[Records]
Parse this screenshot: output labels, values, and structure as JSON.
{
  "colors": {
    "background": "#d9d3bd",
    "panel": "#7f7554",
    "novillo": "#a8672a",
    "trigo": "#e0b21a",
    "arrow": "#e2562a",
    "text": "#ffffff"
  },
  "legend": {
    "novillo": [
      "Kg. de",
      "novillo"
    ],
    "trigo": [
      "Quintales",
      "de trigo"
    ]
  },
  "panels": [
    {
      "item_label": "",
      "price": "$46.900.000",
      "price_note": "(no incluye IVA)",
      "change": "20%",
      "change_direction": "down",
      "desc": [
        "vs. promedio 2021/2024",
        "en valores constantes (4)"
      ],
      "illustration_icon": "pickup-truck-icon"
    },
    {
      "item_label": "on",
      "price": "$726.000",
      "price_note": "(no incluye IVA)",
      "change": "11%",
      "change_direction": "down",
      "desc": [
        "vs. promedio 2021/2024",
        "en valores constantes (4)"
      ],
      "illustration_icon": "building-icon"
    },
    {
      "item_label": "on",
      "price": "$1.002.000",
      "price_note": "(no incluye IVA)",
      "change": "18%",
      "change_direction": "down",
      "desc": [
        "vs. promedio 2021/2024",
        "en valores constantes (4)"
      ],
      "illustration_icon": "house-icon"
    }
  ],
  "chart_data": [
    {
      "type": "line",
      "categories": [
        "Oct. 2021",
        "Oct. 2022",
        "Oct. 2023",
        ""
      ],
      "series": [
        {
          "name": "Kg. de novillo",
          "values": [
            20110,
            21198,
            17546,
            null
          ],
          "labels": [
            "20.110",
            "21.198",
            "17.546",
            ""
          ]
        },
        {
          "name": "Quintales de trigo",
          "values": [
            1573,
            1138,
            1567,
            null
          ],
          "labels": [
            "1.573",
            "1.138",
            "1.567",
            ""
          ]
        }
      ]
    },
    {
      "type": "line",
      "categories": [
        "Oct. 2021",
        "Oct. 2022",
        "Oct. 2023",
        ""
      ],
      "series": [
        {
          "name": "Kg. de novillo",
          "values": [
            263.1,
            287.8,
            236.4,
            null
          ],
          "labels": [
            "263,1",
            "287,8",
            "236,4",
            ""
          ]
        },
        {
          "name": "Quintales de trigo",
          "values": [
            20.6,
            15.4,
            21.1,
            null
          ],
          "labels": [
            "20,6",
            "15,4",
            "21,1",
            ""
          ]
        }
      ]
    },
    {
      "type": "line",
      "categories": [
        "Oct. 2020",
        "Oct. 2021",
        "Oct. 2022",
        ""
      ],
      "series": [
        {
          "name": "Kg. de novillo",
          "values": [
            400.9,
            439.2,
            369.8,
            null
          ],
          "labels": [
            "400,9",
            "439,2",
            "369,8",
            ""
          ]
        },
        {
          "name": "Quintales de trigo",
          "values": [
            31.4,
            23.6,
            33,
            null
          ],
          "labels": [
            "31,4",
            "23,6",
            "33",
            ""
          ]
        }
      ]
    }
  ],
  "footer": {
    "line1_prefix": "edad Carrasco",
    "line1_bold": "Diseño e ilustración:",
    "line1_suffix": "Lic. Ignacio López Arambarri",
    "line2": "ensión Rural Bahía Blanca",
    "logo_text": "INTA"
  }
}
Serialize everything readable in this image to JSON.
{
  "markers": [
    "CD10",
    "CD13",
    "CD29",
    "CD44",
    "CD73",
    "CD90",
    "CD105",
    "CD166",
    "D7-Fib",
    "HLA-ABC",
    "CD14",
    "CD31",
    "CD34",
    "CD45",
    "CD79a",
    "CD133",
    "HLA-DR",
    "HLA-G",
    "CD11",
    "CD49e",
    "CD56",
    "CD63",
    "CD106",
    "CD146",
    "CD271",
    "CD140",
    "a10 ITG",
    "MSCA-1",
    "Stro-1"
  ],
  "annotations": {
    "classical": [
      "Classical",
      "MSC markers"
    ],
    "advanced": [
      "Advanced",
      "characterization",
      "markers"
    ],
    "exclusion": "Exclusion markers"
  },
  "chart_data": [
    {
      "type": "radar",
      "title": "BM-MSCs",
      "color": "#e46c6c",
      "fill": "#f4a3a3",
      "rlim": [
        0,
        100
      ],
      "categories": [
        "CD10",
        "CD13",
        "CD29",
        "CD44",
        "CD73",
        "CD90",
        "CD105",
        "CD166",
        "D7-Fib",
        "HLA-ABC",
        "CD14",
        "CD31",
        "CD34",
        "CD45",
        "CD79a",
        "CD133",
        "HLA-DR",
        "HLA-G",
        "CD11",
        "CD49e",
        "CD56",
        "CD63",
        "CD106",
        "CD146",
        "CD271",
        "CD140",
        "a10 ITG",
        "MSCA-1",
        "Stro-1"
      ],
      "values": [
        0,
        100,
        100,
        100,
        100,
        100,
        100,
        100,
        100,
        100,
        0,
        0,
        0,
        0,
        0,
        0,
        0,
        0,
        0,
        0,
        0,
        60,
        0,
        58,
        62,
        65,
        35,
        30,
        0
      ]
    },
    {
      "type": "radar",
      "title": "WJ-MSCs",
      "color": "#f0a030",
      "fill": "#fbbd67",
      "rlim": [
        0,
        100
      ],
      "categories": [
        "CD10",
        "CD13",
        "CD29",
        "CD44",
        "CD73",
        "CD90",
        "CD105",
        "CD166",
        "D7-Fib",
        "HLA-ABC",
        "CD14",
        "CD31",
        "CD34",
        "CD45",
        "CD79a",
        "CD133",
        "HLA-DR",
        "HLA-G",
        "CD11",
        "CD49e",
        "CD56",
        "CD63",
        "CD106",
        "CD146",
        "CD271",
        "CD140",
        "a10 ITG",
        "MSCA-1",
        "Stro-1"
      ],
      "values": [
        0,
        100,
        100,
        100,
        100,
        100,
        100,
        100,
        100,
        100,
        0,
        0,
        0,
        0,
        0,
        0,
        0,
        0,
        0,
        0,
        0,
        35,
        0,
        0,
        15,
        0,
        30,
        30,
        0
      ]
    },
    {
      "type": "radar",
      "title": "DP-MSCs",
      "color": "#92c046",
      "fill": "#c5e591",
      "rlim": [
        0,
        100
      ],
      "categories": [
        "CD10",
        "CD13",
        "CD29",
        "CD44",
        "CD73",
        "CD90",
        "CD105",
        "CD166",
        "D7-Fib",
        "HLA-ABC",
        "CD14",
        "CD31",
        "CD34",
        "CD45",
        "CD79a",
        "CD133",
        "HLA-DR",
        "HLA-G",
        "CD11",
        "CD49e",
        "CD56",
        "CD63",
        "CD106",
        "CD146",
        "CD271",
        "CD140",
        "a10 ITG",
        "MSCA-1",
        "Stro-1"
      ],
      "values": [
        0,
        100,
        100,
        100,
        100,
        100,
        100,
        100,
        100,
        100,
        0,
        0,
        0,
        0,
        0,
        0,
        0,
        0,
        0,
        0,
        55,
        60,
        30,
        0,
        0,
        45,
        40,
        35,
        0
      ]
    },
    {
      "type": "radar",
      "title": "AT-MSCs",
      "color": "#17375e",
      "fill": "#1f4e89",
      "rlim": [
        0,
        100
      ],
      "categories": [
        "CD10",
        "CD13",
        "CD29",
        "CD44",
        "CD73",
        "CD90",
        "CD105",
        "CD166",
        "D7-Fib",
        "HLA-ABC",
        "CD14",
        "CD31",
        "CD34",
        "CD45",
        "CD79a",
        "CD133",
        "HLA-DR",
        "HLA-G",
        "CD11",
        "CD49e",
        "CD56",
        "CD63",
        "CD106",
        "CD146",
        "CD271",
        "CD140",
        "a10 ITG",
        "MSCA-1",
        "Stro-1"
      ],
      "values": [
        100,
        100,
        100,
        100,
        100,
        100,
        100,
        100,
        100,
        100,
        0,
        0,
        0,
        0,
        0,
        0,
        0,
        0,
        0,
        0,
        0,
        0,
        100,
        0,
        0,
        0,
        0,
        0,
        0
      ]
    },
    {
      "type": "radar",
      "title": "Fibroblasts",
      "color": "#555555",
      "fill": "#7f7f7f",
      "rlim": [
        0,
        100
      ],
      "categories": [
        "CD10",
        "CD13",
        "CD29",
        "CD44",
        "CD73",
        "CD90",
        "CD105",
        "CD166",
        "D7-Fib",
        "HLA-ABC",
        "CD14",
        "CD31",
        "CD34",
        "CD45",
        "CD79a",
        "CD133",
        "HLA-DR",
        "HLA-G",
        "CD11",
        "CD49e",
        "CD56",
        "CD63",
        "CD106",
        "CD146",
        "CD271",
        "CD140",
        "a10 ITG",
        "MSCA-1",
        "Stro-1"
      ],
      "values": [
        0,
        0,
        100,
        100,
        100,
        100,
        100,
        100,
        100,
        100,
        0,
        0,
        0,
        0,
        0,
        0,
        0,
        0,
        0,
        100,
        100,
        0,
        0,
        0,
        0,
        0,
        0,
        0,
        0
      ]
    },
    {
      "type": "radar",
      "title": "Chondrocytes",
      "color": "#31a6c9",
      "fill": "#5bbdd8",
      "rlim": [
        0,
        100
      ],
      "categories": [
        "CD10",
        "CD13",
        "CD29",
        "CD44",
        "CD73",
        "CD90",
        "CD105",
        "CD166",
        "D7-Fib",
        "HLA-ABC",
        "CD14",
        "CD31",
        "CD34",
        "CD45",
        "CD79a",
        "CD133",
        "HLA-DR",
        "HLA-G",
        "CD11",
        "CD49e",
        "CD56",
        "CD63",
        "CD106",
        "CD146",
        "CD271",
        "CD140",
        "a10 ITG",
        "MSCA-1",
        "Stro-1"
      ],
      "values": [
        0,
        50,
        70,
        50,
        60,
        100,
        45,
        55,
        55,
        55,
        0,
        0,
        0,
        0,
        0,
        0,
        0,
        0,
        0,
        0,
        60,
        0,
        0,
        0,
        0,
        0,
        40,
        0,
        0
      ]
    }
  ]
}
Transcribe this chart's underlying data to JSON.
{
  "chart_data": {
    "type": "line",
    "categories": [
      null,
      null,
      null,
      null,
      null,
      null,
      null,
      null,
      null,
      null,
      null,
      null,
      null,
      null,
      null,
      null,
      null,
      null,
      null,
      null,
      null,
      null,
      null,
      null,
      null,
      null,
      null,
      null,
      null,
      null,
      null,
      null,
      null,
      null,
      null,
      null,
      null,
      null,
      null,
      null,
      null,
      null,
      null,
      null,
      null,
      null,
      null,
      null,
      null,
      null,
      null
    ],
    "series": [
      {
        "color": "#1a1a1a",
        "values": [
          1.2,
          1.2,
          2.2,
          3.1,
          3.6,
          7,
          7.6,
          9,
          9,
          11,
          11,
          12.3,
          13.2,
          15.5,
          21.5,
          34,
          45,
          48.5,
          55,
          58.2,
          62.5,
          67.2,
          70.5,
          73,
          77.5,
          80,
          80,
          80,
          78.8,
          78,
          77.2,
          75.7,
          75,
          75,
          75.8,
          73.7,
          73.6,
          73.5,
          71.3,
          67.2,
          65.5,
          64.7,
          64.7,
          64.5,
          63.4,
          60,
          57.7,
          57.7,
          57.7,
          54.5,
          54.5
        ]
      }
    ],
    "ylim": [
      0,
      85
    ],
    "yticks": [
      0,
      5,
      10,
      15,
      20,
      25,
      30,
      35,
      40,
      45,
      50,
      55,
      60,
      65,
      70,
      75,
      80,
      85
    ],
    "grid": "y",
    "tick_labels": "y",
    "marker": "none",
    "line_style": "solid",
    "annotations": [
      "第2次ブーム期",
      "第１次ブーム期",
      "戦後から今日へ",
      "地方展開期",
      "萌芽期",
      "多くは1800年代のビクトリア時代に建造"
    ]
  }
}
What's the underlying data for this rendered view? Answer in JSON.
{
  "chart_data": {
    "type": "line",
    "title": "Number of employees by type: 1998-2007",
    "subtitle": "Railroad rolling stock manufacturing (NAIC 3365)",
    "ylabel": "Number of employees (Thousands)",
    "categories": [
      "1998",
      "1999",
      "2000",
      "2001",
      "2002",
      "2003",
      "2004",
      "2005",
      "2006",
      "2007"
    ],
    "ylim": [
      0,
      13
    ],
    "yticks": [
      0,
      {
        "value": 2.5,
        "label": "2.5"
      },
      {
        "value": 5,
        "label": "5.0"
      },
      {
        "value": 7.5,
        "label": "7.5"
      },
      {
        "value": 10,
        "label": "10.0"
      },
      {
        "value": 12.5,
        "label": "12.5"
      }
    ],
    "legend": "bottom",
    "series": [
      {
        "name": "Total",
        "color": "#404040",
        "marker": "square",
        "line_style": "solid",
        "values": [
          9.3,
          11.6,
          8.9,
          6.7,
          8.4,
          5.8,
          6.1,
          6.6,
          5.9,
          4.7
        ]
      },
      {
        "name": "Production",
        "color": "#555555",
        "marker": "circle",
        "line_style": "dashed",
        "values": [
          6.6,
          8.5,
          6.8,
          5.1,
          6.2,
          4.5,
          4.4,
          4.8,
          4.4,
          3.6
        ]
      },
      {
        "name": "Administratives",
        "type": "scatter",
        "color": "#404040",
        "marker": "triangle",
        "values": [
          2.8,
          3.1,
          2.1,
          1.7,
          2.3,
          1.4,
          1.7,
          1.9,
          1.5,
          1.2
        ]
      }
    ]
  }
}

*PROBLEM REQUIREMENTS*:
Find every line holding the word "MSCs"; give their count and nothing else.

*OUTPUT OF THE EXERCISE*:
4